Locate each line in the records containing "Power". Copy it.

>> BEGIN Dataset records

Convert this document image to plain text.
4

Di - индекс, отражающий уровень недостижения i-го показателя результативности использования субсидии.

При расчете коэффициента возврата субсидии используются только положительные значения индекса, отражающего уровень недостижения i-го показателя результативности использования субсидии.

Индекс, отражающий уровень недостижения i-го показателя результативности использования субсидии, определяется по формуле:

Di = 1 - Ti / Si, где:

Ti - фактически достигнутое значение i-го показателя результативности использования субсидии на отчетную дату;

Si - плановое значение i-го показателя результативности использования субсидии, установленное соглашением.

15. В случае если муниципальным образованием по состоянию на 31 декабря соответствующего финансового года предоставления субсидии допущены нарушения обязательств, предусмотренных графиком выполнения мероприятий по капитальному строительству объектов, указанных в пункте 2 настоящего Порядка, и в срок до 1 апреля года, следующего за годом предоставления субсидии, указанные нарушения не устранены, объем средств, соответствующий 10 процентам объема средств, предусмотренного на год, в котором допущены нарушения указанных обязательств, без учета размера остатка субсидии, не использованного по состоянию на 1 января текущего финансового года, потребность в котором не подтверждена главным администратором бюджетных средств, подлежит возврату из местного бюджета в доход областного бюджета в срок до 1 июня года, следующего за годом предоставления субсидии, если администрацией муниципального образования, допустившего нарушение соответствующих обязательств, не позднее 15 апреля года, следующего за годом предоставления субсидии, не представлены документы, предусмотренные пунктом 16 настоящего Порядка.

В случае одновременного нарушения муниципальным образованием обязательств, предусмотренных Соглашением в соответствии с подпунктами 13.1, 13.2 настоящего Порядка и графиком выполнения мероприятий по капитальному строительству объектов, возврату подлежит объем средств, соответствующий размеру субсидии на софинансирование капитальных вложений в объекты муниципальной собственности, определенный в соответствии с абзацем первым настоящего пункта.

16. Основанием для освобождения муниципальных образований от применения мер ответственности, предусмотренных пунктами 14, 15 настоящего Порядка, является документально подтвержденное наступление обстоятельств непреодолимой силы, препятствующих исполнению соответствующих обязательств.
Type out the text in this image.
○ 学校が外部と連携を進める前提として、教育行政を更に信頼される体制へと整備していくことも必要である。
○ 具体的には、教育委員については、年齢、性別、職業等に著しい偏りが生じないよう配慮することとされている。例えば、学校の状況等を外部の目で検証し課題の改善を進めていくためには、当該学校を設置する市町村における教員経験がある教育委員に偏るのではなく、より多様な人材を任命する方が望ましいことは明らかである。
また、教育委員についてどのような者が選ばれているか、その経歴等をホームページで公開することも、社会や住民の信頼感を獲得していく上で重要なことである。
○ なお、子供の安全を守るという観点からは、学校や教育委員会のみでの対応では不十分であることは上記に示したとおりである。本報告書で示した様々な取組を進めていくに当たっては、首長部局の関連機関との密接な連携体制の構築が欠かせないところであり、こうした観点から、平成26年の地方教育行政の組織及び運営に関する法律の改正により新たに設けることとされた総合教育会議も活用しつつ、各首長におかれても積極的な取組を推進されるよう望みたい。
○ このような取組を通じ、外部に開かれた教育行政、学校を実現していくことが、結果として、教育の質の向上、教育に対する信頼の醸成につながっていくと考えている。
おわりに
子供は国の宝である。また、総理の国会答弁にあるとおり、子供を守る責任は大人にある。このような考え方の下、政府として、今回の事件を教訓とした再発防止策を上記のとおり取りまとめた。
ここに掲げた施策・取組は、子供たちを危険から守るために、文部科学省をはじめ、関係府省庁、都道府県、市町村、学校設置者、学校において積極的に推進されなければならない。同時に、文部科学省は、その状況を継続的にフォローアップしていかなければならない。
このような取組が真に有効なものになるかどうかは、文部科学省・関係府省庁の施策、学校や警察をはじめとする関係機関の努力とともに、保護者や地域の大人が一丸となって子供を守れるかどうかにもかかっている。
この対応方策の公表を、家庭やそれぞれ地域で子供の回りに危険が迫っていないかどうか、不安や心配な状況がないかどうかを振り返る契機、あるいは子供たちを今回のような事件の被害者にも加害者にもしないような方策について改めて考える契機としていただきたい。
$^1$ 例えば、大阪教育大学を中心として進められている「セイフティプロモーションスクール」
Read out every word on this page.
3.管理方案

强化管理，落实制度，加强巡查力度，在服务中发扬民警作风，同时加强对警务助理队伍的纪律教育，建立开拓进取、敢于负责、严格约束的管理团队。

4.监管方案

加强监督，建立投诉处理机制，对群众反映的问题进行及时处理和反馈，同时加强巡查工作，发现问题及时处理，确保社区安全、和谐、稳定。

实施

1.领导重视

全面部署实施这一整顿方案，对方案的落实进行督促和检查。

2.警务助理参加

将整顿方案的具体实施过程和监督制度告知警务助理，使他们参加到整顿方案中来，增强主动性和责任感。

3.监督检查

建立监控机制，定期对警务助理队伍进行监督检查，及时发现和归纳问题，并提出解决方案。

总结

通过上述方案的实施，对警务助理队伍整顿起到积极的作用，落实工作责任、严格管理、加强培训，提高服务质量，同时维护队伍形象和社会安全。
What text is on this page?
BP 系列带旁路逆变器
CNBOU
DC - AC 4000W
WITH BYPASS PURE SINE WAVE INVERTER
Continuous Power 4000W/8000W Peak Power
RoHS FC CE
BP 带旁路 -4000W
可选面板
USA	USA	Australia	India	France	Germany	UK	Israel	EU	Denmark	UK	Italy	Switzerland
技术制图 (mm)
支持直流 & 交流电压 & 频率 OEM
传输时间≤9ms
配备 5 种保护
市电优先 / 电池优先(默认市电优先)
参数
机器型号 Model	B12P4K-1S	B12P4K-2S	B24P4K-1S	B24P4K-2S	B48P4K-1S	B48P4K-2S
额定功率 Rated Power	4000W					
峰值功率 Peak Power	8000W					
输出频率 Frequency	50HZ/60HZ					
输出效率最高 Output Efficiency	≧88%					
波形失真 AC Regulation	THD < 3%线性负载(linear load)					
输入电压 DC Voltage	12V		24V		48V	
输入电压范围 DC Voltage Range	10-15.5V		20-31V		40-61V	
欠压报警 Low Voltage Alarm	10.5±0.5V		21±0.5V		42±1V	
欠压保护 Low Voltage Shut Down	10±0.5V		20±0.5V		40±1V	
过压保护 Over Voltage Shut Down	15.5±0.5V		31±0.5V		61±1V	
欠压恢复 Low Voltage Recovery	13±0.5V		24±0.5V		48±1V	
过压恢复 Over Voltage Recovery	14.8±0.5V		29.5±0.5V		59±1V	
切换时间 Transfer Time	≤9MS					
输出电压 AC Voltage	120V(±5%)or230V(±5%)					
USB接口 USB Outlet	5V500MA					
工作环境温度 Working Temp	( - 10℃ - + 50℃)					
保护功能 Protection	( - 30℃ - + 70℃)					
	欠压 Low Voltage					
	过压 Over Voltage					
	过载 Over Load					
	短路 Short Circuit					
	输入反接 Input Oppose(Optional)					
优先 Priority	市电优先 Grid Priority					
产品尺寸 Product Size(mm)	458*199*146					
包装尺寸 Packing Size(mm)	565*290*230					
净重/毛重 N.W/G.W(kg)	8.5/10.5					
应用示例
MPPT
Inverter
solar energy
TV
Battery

>> END Dataset records

• Task output:
Continuous Power 4000W/8000W Peak Power
额定功率 Rated Power	4000W					
峰值功率 Peak Power	8000W					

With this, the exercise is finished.